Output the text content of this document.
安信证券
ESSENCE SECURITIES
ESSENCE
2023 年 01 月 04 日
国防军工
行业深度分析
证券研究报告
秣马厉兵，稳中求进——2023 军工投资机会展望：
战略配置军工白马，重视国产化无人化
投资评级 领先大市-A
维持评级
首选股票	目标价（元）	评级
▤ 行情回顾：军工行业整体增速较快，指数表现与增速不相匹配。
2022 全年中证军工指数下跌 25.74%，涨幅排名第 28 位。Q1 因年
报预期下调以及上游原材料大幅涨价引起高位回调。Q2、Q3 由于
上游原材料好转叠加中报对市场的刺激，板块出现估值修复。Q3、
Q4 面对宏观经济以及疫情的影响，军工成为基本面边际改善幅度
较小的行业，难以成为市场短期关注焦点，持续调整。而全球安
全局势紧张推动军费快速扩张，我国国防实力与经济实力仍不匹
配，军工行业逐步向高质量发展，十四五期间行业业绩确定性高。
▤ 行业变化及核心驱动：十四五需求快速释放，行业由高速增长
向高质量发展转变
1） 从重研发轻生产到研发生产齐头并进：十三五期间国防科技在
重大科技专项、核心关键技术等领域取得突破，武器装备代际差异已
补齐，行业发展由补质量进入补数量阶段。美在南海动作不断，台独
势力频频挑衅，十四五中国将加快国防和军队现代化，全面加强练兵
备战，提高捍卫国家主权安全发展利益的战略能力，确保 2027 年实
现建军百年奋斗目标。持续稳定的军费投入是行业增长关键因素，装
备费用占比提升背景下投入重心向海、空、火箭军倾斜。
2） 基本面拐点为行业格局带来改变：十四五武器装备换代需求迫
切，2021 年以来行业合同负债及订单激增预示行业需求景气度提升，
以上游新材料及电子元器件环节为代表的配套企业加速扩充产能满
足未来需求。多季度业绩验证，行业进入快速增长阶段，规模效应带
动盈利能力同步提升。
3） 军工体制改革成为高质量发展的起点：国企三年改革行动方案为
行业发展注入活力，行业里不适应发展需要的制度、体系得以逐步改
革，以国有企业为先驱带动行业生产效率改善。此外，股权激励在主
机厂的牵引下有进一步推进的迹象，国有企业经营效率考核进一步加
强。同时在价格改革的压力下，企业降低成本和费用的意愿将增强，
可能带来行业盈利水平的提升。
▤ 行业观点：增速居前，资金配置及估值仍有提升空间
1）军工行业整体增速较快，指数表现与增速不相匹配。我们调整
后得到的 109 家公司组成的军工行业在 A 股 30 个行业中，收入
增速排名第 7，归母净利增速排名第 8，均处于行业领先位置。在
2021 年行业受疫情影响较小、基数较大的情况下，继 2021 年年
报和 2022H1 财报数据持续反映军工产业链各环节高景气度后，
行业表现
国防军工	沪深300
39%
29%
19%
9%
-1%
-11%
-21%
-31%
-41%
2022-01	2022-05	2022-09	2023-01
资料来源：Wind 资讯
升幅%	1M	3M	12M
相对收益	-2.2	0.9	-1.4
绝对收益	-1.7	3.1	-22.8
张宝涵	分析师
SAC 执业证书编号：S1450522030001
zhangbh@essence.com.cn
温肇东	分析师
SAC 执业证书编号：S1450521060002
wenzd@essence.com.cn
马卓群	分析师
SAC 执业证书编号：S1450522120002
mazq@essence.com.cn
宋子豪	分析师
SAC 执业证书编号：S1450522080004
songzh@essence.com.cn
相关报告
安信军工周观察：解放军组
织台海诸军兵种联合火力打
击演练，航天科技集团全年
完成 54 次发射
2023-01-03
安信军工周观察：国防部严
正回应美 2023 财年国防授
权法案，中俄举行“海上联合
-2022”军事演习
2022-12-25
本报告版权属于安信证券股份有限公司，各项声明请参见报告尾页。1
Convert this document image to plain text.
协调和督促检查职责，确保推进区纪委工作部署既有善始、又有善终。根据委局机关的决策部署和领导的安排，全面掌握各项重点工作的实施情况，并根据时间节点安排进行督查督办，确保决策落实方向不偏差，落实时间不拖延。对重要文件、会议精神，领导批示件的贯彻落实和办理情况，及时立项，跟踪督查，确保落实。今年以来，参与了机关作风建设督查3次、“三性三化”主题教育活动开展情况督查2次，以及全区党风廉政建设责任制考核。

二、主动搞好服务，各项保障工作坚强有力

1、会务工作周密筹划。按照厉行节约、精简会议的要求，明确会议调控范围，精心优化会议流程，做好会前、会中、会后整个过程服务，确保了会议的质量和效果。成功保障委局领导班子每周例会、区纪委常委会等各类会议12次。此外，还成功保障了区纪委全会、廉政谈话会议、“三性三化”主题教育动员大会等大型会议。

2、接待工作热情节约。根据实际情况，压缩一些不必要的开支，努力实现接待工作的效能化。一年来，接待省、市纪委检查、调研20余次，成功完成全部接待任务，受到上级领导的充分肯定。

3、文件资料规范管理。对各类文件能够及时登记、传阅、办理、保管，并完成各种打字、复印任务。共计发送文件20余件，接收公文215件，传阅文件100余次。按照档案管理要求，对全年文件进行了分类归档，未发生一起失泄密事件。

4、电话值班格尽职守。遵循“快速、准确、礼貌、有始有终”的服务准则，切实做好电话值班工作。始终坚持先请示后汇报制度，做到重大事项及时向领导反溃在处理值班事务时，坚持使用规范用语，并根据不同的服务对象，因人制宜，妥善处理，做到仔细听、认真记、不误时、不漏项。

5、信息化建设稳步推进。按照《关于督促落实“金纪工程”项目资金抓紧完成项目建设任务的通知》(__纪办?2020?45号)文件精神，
· · · · · · ·
→ Exercise
Copy out every line with the word "this".

→ Problem solution
Output the text content of this document.
Convert this document image to plain text.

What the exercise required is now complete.